List every line below containing "администрации".

## START

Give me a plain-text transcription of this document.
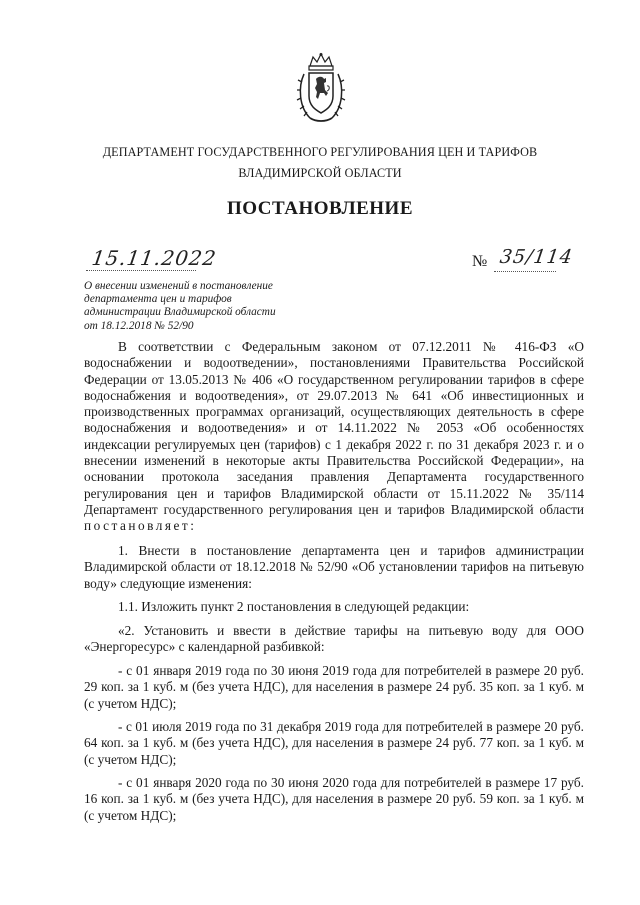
ДЕПАРТАМЕНТ ГОСУДАРСТВЕННОГО РЕГУЛИРОВАНИЯ ЦЕН И ТАРИФОВ
ВЛАДИМИРСКОЙ ОБЛАСТИ
ПОСТАНОВЛЕНИЕ
15.11.2022	№ 35/114
О внесении изменений в постановление
департамента цен и тарифов
администрации Владимирской области
от 18.12.2018 № 52/90
В соответствии с Федеральным законом от 07.12.2011 № 416-ФЗ «О водоснабжении и водоотведении», постановлениями Правительства Российской Федерации от 13.05.2013 № 406 «О государственном регулировании тарифов в сфере водоснабжения и водоотведения», от 29.07.2013 № 641 «Об инвестиционных и производственных программах организаций, осуществляющих деятельность в сфере водоснабжения и водоотведения» и от 14.11.2022 № 2053 «Об особенностях индексации регулируемых цен (тарифов) с 1 декабря 2022 г. по 31 декабря 2023 г. и о внесении изменений в некоторые акты Правительства Российской Федерации», на основании протокола заседания правления Департамента государственного регулирования цен и тарифов Владимирской области от 15.11.2022 № 35/114 Департамент государственного регулирования цен и тарифов Владимирской области постановляет:
1. Внести в постановление департамента цен и тарифов администрации Владимирской области от 18.12.2018 № 52/90 «Об установлении тарифов на питьевую воду» следующие изменения:
1.1. Изложить пункт 2 постановления в следующей редакции:
«2. Установить и ввести в действие тарифы на питьевую воду для ООО «Энергоресурс» с календарной разбивкой:
- с 01 января 2019 года по 30 июня 2019 года для потребителей в размере 20 руб. 29 коп. за 1 куб. м (без учета НДС), для населения в размере 24 руб. 35 коп. за 1 куб. м (с учетом НДС);
- с 01 июля 2019 года по 31 декабря 2019 года для потребителей в размере 20 руб. 64 коп. за 1 куб. м (без учета НДС), для населения в размере 24 руб. 77 коп. за 1 куб. м (с учетом НДС);
- с 01 января 2020 года по 30 июня 2020 года для потребителей в размере 17 руб. 16 коп. за 1 куб. м (без учета НДС), для населения в размере 20 руб. 59 коп. за 1 куб. м (с учетом НДС);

## END

:: TASK OUTPUT ::
администрации Владимирской области
1. Внести в постановление департамента цен и тарифов администрации Владимирской области от 18.12.2018 № 52/90 «Об установлении тарифов на питьевую воду» следующие изменения:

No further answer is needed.